++++ PROVIDED ENTRIES

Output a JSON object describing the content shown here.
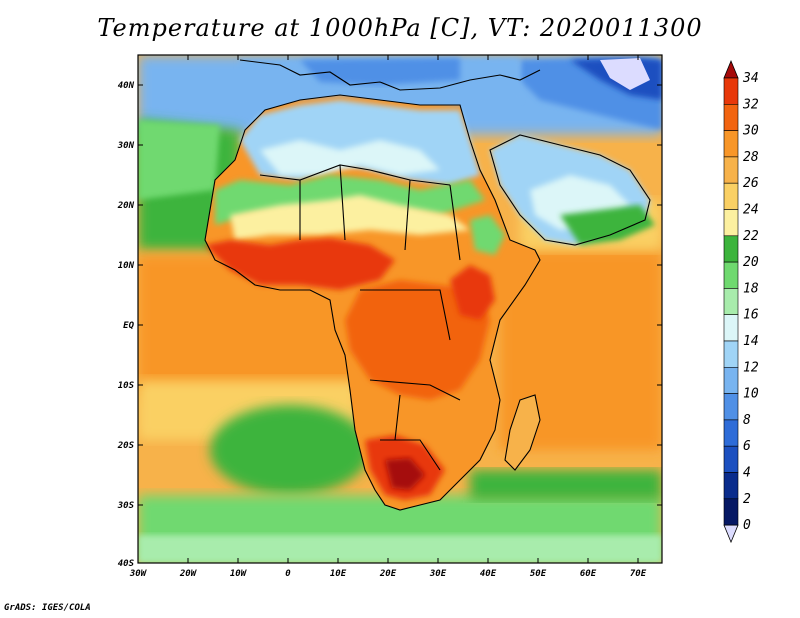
{
  "title": "Temperature at 1000hPa [C], VT: 2020011300",
  "credit": "GrADS: IGES/COLA",
  "map": {
    "lon_range": [
      -30,
      75
    ],
    "lat_range": [
      -40,
      45
    ],
    "lon_ticks": [
      "30W",
      "20W",
      "10W",
      "0",
      "10E",
      "20E",
      "30E",
      "40E",
      "50E",
      "60E",
      "70E"
    ],
    "lat_ticks": [
      "40N",
      "30N",
      "20N",
      "10N",
      "EQ",
      "10S",
      "20S",
      "30S",
      "40S"
    ]
  },
  "colorbar": {
    "levels": [
      "34",
      "32",
      "30",
      "28",
      "26",
      "24",
      "22",
      "20",
      "18",
      "16",
      "14",
      "12",
      "10",
      "8",
      "6",
      "4",
      "2",
      "0"
    ],
    "colors": [
      "#a50a0a",
      "#e8380a",
      "#f26410",
      "#f89628",
      "#f7b24a",
      "#fad064",
      "#fcf0a0",
      "#3cb43c",
      "#6fd96f",
      "#a8ecac",
      "#dcf6f8",
      "#a0d4f6",
      "#78b4f0",
      "#5090e6",
      "#2e6cd8",
      "#1c50c0",
      "#0a2c8c",
      "#061864",
      "#dcdcff"
    ]
  }
}
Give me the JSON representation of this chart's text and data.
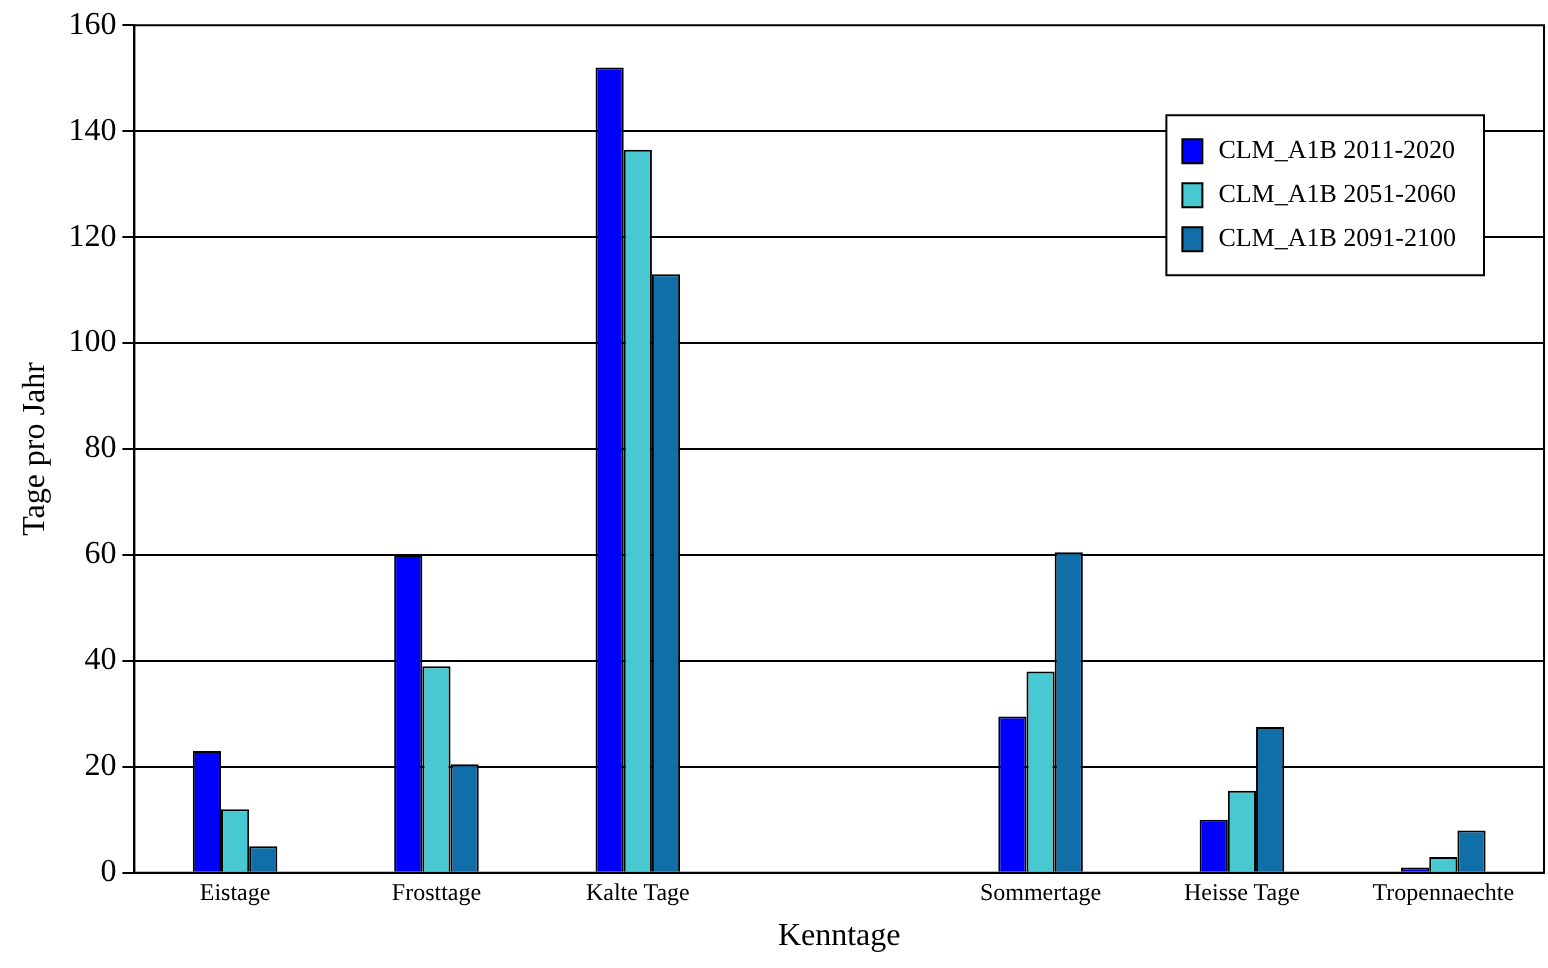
{
  "chart_data": {
    "type": "bar",
    "xlabel": "Kenntage",
    "ylabel": "Tage pro Jahr",
    "categories": [
      "Eistage",
      "Frosttage",
      "Kalte Tage",
      null,
      "Sommertage",
      "Heisse Tage",
      "Tropennaechte"
    ],
    "series": [
      {
        "name": "CLM_A1B 2011-2020",
        "color": "#0000ff",
        "values": [
          23,
          60,
          152,
          null,
          29.5,
          10,
          1
        ]
      },
      {
        "name": "CLM_A1B 2051-2060",
        "color": "#48c9d2",
        "values": [
          12,
          39,
          136.5,
          null,
          38,
          15.5,
          3
        ]
      },
      {
        "name": "CLM_A1B 2091-2100",
        "color": "#106ea9",
        "values": [
          5,
          20.5,
          113,
          null,
          60.5,
          27.5,
          8
        ]
      }
    ],
    "ylim": [
      0,
      160
    ],
    "yticks": [
      0,
      20,
      40,
      60,
      80,
      100,
      120,
      140,
      160
    ],
    "grid": "y",
    "legend": "top right"
  }
}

++++++++

**TASK OBJECTIVE:**
Reproduce the records, all of them, word for word; omit the pictures.

**TASK RESPONSE:**
Output a JSON object describing the content shown here.
{
  "title": "Temperature at 1000hPa [C], VT: 2020011300",
  "credit": "GrADS: IGES/COLA",
  "map": {
    "lon_range": [
      -30,
      75
    ],
    "lat_range": [
      -40,
      45
    ],
    "lon_ticks": [
      "30W",
      "20W",
      "10W",
      "0",
      "10E",
      "20E",
      "30E",
      "40E",
      "50E",
      "60E",
      "70E"
    ],
    "lat_ticks": [
      "40N",
      "30N",
      "20N",
      "10N",
      "EQ",
      "10S",
      "20S",
      "30S",
      "40S"
    ]
  },
  "colorbar": {
    "levels": [
      "34",
      "32",
      "30",
      "28",
      "26",
      "24",
      "22",
      "20",
      "18",
      "16",
      "14",
      "12",
      "10",
      "8",
      "6",
      "4",
      "2",
      "0"
    ],
    "colors": [
      "#a50a0a",
      "#e8380a",
      "#f26410",
      "#f89628",
      "#f7b24a",
      "#fad064",
      "#fcf0a0",
      "#3cb43c",
      "#6fd96f",
      "#a8ecac",
      "#dcf6f8",
      "#a0d4f6",
      "#78b4f0",
      "#5090e6",
      "#2e6cd8",
      "#1c50c0",
      "#0a2c8c",
      "#061864",
      "#dcdcff"
    ]
  }
}
Give me the JSON representation of this chart's text and data.
{
  "chart_data": {
    "type": "bar",
    "xlabel": "Kenntage",
    "ylabel": "Tage pro Jahr",
    "categories": [
      "Eistage",
      "Frosttage",
      "Kalte Tage",
      null,
      "Sommertage",
      "Heisse Tage",
      "Tropennaechte"
    ],
    "series": [
      {
        "name": "CLM_A1B 2011-2020",
        "color": "#0000ff",
        "values": [
          23,
          60,
          152,
          null,
          29.5,
          10,
          1
        ]
      },
      {
        "name": "CLM_A1B 2051-2060",
        "color": "#48c9d2",
        "values": [
          12,
          39,
          136.5,
          null,
          38,
          15.5,
          3
        ]
      },
      {
        "name": "CLM_A1B 2091-2100",
        "color": "#106ea9",
        "values": [
          5,
          20.5,
          113,
          null,
          60.5,
          27.5,
          8
        ]
      }
    ],
    "ylim": [
      0,
      160
    ],
    "yticks": [
      0,
      20,
      40,
      60,
      80,
      100,
      120,
      140,
      160
    ],
    "grid": "y",
    "legend": "top right"
  }
}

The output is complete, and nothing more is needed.